▶ _Exercise requirements_
Return every entry exactly as written.

▶ _Dataset rows_
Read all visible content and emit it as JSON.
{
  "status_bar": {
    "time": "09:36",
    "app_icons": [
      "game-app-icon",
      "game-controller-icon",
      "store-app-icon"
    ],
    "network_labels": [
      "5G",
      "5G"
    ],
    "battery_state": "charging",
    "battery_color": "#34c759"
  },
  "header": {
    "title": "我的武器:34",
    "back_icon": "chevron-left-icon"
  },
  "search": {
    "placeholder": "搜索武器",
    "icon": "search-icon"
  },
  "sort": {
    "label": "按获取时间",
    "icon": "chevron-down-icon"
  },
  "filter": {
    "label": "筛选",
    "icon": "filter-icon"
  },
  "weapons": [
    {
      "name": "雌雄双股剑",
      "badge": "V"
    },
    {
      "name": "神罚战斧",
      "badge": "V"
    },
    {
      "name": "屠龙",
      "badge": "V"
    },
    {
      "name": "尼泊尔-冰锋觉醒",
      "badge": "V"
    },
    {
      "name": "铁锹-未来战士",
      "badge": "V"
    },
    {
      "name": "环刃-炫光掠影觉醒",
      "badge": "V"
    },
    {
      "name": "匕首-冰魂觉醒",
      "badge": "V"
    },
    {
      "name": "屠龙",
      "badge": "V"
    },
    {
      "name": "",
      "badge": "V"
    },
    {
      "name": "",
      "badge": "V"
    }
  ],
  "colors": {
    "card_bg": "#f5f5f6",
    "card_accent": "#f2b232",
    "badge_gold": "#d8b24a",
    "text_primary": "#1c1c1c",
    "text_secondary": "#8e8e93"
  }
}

▶ _Written solution_
Read all visible content and emit it as JSON.
{
  "status_bar": {
    "time": "09:36",
    "app_icons": [
      "game-app-icon",
      "game-controller-icon",
      "store-app-icon"
    ],
    "network_labels": [
      "5G",
      "5G"
    ],
    "battery_state": "charging",
    "battery_color": "#34c759"
  },
  "header": {
    "title": "我的武器:34",
    "back_icon": "chevron-left-icon"
  },
  "search": {
    "placeholder": "搜索武器",
    "icon": "search-icon"
  },
  "sort": {
    "label": "按获取时间",
    "icon": "chevron-down-icon"
  },
  "filter": {
    "label": "筛选",
    "icon": "filter-icon"
  },
  "weapons": [
    {
      "name": "雌雄双股剑",
      "badge": "V"
    },
    {
      "name": "神罚战斧",
      "badge": "V"
    },
    {
      "name": "屠龙",
      "badge": "V"
    },
    {
      "name": "尼泊尔-冰锋觉醒",
      "badge": "V"
    },
    {
      "name": "铁锹-未来战士",
      "badge": "V"
    },
    {
      "name": "环刃-炫光掠影觉醒",
      "badge": "V"
    },
    {
      "name": "匕首-冰魂觉醒",
      "badge": "V"
    },
    {
      "name": "屠龙",
      "badge": "V"
    },
    {
      "name": "",
      "badge": "V"
    },
    {
      "name": "",
      "badge": "V"
    }
  ],
  "colors": {
    "card_bg": "#f5f5f6",
    "card_accent": "#f2b232",
    "badge_gold": "#d8b24a",
    "text_primary": "#1c1c1c",
    "text_secondary": "#8e8e93"
  }
}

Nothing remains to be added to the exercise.